### PROMPT
Locate the string "reusable" in the records below. Copy every line where it occurs.

Records from a data source:
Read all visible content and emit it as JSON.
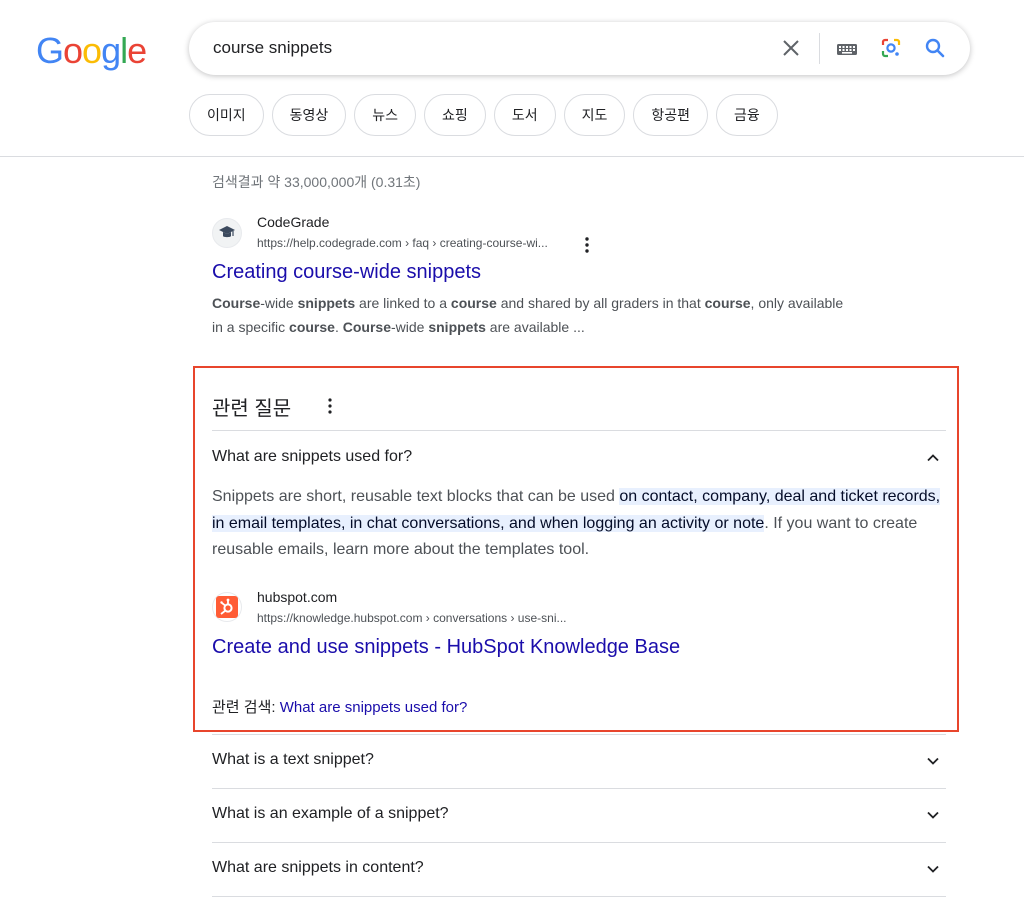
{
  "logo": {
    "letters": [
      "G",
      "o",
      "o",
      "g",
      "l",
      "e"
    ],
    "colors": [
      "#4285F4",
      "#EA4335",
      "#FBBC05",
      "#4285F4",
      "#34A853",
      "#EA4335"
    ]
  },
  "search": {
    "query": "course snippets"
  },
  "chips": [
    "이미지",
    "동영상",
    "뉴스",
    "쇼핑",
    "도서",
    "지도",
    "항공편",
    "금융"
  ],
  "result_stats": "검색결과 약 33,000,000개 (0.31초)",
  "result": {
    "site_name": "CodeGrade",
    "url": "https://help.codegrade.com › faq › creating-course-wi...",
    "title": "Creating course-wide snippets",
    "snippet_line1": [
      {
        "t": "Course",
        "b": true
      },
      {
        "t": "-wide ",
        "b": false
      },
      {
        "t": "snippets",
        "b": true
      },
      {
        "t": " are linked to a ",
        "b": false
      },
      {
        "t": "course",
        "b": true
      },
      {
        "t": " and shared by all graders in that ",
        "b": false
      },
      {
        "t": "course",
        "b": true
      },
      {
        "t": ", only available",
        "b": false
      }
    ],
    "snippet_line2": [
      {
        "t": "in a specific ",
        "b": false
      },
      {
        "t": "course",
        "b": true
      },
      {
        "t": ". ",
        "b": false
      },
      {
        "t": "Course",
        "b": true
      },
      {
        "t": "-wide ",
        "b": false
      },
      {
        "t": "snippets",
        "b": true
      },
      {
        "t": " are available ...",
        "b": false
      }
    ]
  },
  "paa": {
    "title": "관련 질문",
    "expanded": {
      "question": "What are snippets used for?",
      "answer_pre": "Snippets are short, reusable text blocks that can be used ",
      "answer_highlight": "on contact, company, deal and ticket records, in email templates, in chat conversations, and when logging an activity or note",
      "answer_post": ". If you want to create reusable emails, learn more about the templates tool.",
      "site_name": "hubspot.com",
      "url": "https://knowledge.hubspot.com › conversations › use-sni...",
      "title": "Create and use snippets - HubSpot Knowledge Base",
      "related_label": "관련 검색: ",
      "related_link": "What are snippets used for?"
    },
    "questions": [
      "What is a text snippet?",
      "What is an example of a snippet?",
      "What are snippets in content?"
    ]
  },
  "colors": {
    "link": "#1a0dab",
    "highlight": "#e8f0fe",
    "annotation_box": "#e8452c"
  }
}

### THE ANSWER
      "answer_pre": "Snippets are short, reusable text blocks that can be used ",
      "answer_post": ". If you want to create reusable emails, learn more about the templates tool.",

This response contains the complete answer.